(Dataset items)
** START **

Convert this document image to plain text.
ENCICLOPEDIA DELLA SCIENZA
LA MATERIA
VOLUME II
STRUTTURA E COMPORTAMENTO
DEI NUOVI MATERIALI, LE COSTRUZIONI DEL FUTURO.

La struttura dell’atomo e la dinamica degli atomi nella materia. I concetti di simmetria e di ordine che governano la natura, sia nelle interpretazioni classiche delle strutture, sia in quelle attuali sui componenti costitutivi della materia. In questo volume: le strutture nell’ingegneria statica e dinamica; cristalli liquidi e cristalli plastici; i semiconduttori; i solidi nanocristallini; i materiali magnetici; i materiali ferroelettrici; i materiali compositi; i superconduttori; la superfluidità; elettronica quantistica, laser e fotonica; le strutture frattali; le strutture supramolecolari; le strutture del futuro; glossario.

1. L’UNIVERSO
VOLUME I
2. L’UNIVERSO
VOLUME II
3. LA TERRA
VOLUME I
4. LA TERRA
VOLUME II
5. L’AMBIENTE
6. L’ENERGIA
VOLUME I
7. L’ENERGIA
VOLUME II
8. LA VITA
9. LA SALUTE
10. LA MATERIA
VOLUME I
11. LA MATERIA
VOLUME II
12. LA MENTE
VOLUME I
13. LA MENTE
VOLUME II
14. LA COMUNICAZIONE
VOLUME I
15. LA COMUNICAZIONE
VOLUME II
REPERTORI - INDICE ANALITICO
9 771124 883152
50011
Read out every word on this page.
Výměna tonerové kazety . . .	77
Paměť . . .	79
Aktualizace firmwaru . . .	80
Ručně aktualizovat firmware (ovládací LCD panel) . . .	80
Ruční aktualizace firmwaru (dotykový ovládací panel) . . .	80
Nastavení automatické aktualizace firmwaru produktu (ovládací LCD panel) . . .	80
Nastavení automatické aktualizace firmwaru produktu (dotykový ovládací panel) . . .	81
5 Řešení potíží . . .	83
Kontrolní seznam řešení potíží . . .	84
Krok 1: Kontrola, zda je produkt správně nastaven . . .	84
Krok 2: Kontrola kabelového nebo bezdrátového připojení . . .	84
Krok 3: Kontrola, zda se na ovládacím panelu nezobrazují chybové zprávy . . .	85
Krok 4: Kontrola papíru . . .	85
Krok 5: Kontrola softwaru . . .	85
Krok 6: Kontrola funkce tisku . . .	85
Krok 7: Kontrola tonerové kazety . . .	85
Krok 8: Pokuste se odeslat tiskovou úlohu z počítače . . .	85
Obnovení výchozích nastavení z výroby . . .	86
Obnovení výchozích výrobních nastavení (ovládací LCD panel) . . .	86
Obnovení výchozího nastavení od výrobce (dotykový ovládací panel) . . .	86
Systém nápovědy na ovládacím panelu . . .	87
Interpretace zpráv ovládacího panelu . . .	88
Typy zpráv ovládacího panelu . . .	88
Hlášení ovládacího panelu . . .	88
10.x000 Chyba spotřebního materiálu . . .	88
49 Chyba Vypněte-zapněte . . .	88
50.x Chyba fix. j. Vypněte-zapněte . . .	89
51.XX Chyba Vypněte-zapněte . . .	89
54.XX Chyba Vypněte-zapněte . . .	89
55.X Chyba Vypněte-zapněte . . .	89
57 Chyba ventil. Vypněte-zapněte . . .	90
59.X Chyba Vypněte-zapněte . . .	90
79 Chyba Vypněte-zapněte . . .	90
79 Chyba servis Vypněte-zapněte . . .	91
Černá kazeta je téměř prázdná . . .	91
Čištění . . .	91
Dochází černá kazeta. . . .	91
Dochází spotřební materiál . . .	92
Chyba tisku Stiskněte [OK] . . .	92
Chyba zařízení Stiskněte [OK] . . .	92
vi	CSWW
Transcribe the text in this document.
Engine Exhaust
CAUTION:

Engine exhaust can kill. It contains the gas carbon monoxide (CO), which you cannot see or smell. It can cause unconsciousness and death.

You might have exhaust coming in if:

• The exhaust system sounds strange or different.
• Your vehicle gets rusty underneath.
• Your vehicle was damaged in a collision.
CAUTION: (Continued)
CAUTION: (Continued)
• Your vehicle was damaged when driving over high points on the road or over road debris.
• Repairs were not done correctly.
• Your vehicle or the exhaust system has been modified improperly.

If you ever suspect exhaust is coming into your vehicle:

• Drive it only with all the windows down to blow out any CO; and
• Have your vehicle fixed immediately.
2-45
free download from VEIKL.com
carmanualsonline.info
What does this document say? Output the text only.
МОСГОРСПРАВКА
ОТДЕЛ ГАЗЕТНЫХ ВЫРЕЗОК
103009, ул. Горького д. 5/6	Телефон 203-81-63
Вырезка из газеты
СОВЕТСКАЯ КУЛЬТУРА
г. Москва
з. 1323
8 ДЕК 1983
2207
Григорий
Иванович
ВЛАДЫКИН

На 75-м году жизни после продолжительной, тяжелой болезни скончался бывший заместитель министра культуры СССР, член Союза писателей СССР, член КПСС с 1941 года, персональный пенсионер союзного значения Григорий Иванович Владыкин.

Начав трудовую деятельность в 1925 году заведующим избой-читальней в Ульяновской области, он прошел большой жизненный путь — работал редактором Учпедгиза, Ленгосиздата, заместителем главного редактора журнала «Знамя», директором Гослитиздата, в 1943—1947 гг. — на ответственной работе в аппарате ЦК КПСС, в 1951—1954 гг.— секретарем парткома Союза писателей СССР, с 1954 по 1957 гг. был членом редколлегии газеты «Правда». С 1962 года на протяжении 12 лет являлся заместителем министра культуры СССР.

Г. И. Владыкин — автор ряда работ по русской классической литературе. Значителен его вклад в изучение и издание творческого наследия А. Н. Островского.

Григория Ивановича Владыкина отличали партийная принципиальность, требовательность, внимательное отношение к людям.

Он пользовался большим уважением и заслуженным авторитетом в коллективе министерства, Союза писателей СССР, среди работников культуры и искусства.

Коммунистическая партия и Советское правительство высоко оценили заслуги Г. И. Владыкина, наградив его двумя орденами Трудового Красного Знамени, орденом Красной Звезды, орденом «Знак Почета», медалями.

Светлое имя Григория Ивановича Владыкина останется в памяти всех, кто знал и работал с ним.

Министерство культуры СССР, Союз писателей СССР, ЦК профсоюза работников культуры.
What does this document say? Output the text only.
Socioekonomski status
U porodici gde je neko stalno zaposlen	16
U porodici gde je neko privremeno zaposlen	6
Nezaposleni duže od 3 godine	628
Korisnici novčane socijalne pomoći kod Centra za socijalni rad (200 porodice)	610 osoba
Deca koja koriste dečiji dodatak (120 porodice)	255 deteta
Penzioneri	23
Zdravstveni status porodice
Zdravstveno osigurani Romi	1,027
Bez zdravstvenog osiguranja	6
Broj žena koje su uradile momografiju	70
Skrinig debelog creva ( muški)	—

** END **

= WRITTEN EXERCISE =
Indicate how many lines of the material contain the string "dotykový", giving the number and nothing more.

= RESULT =
3